**REQUIREMENT**: Below is a block of records: output all of them exactly and leave out the pictures.

※ ※ ※

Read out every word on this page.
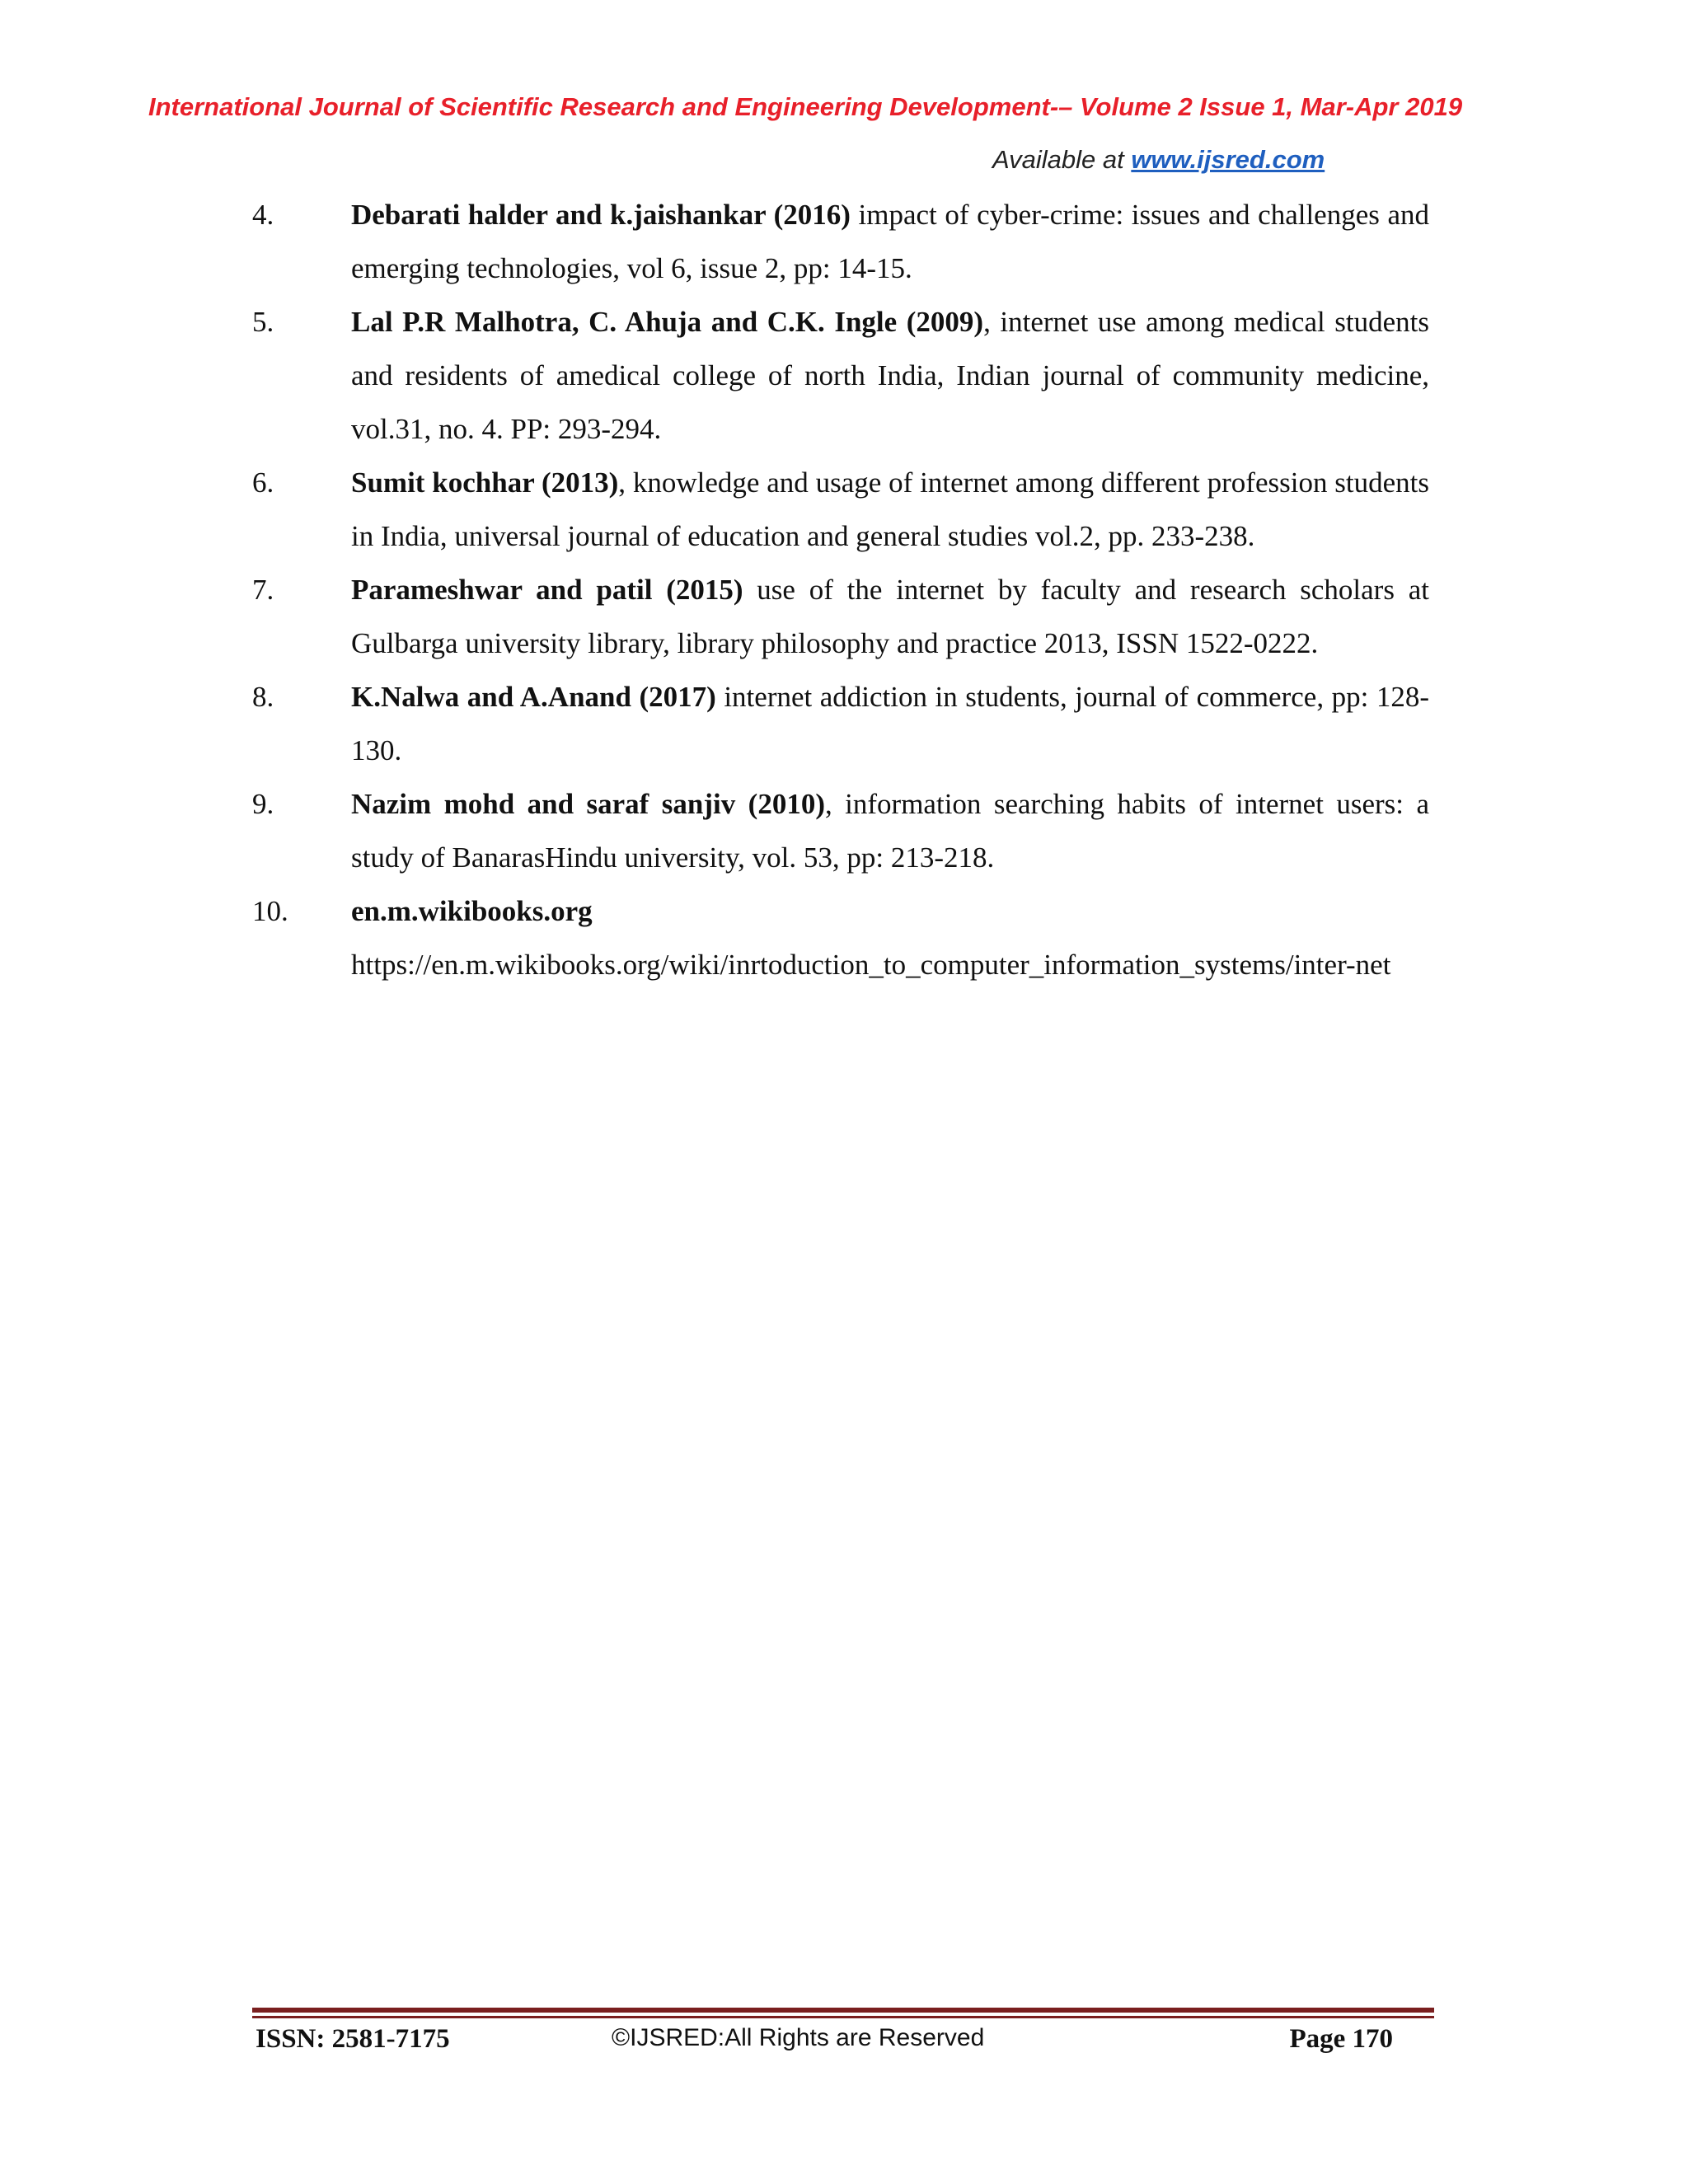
International Journal of Scientific Research and Engineering Development-– Volume 2 Issue 1, Mar-Apr 2019
Available at www.ijsred.com
4.	Debarati halder and k.jaishankar (2016) impact of cyber-crime: issues and challenges and emerging technologies, vol 6, issue 2, pp: 14-15.
5.	Lal P.R Malhotra, C. Ahuja and C.K. Ingle (2009), internet use among medical students and residents of amedical college of north India, Indian journal of community medicine, vol.31, no. 4. PP: 293-294.
6.	Sumit kochhar (2013), knowledge and usage of internet among different profession students in India, universal journal of education and general studies vol.2, pp. 233-238.
7.	Parameshwar and patil (2015) use of the internet by faculty and research scholars at Gulbarga university library, library philosophy and practice 2013, ISSN 1522-0222.
8.	K.Nalwa and A.Anand (2017) internet addiction in students, journal of commerce, pp: 128-130.
9.	Nazim mohd and saraf sanjiv (2010), information searching habits of internet users: a study of BanarasHindu university, vol. 53, pp: 213-218.
10.	en.m.wikibooks.org
https://en.m.wikibooks.org/wiki/inrtoduction_to_computer_information_systems/inter-net
ISSN: 2581-7175	©IJSRED:All Rights are Reserved	Page 170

※ ※ ※

**EXPECTED ANSWER**:
Read out every word on this page.
International Journal of Scientific Research and Engineering Development-– Volume 2 Issue 1, Mar-Apr 2019
Available at www.ijsred.com
4.	Debarati halder and k.jaishankar (2016) impact of cyber-crime: issues and challenges and emerging technologies, vol 6, issue 2, pp: 14-15.
5.	Lal P.R Malhotra, C. Ahuja and C.K. Ingle (2009), internet use among medical students and residents of amedical college of north India, Indian journal of community medicine, vol.31, no. 4. PP: 293-294.
6.	Sumit kochhar (2013), knowledge and usage of internet among different profession students in India, universal journal of education and general studies vol.2, pp. 233-238.
7.	Parameshwar and patil (2015) use of the internet by faculty and research scholars at Gulbarga university library, library philosophy and practice 2013, ISSN 1522-0222.
8.	K.Nalwa and A.Anand (2017) internet addiction in students, journal of commerce, pp: 128-130.
9.	Nazim mohd and saraf sanjiv (2010), information searching habits of internet users: a study of BanarasHindu university, vol. 53, pp: 213-218.
10.	en.m.wikibooks.org
https://en.m.wikibooks.org/wiki/inrtoduction_to_computer_information_systems/inter-net
ISSN: 2581-7175	©IJSRED:All Rights are Reserved	Page 170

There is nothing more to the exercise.